• _Instrucciones_:
(1) En el texto sobre Psique, ¿qué significa el verbo griego «psycho»?
(2) Reproduce al pie de la letra el texto sobre Psique desde "Psique es una" hasta "personificación del alma.".
(3) Reanuda el texto sobre Psique a partir de su última oración.

Psique es una de esas palabras maravillosas que nos hacen amar la etimología. En su origen griego aludía a la fuerza vital de un individuo, unida a su cuerpo en vida y desligada de él al morir. El mismo Homero relata en varias de sus obras cómo esta fuerza sale volando (el verbo griego «psycho» significa «soplar») de la boca del que expira y tras abandonar el cuerpo inerte que antes habitaba, lleva una existencia autónoma, como una figura antropomórfica y alada que generalmente iba a parar al Hades (el inframundo griego). Por lo tanto, esta especie de etimológico soplo de vida es lo que comúnmente llamamos hoy 'alma'. No en vano, en la mitología grecolatina, la divinidad Psique era la personificación del alma. 

Hacia el siglo II d.C., Apuleyo inmortalizó la historia de esta deidad en su obra Las Metamorfosis (también conocida como El asno de oro). Afrodita, celosa de la belleza de la princesa Psique, envió a su hijo Eros (Cupido) para que le lanzara una flecha que la haría enamorarse del hombre más horrible que hallara. Sus padres habían abandonado a la doncella en la cima de una montaña ante la desesperación por no haber podido desposarla, pero sin embargo, el joven Eros se enamoró de ella, lanzó la flecha al mar y se llevó a Psique a vivir con él a su palacio. Para evitar la ira de la diosa Afrodita, Eros se presentaba a su amada siempre de noche, en la penumbra, y le prohibió cualquier indagación sobre su identidad. Sin embargo, las hermanas de Psique, envidiosas al ver la felicidad de esta, la convencieron para que descubriera el rostro de su escurridizo amante. Esa misma noche, mientras Eros dormía, la curiosidad de Psique y el deseo de contemplar a su amado eran tales que acercó hasta él una lámpara de aceite y una gota del candente líquido se derramó sobre el cuerpo del hermoso Eros despertándolo de su letargo y haciéndolo encolerizar. Tras mil y un avatares, Psique es desterrada al inframundo y separada de su amor pese a suplicar la condescendencia divina.

• _Material proporcionado_:
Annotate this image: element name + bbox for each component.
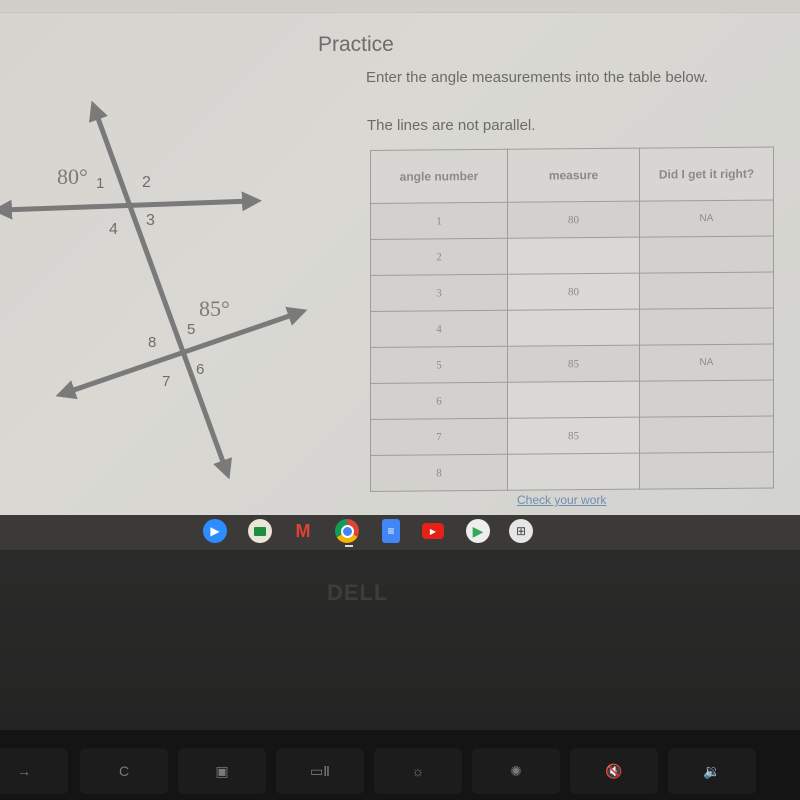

• _Respuestas por tarea_:
(1) Significa «soplar».

(2)
Psique es una de esas palabras maravillosas que nos hacen amar la etimología. En su origen griego aludía a la fuerza vital de un individuo, unida a su cuerpo en vida y desligada de él al morir. El mismo Homero relata en varias de sus obras cómo esta fuerza sale volando (el verbo griego «psycho» significa «soplar») de la boca del que expira y tras abandonar el cuerpo inerte que antes habitaba, lleva una existencia autónoma, como una figura antropomórfica y alada que generalmente iba a parar al Hades (el inframundo griego). Por lo tanto, esta especie de etimológico soplo de vida es lo que comúnmente llamamos hoy 'alma'. No en vano, en la mitología grecolatina, la divinidad Psique era la personificación del alma.

(3)
La cima en la que Psique es abandonada a su suerte por sus padres ha venido a mi mente estos días al conocer la historia de un matrimonio polaco que visitó el verano pasado el Cabo do Roca, en Portugal. La pareja decidió colocarse al borde de un acantilado situado a unos 80 metros de altitud y practicar el que ya se ha convertido (y sin sufijo anglosajón -ing) en todo un deporte de riesgo: el archiconocido selfie. Esta práctica —a saber, la autorealización de una fotografía en todo tipo de entornos a cual más inhóspito a poder ser equipados con una sonrisilla picarona, un ojo guiñado o la V de victoria incomprensiblemente ladeada en horizontal y desafiando al entrecejo— se antoja arriesgada especialmente si se combina con la inconsciencia humana más pueril de la que somos capaces. Los amantes en cuestión perdieron el equilibrio en el momento de adoptar la pose del autorretrato y se precipitaron al vacío en presencia de sus hijos, de 6 y 8 años, que nada pudieron hacer por evitar el terrible desenlace. 

Son muchos ya los que han muerto violentamente intentando inmortalizar (valga la paradoja o chiste malo, entendido como lo primero o como lo segundo según sea el ánimo del lector) sus hazañas smartphone  o “palo de selfie” (ese artefacto infame que muy probablemente preconiza el apocalipsis) en mano. Posiblemente, se trate de un exceso de inteligencia trasladada a ese exoesqueleto en que se ha convertido el teléfono móvil y de una infrautilización de la materia gris que traemos de serie y que debe ser lo único que nos queda que no es ya propiedad de Apple. 

Del mismo modo que Psique quiso ver el rostro de Eros y que no podía vivir sin conservar esa imagen en su retina, los «desalmados» contemporáneos no renuncian a inmortalizar la estampa de aquellos lugares que visitan capturándolos con sus objetivos. No en vano, para numerosas tribus indias aún hoy fotografiar a alguien equivale a robar su alma. Si en la creencia clásica, el alma se escapa como un viento fino, como una leve presencia, en el último aliento del ser humano, apresarla mediante una instantánea parece hacer precipitar su cuerpo al vacío. La imagen captura al alma y mata al mensajero, al paparazzi en este caso. En un lejano y literario pasado, Psique y Eros, alma y atracción, espíritu y cuerpo, fusionaron lo místico y lo terrenal dando lugar al deseo y tuvieron una hija llamada Placer. Teníamos que llegar al siglo XXI para comprobar cómo ese placer de apresar un instante furtivo para hacerlo abrazar la inmortalidad puede separar para siempre las almas y los cuerpos. Y así vagamos por el desfiladero, desalmados e incorpóreos, carentes de Apuleyo y errantes de Instagram.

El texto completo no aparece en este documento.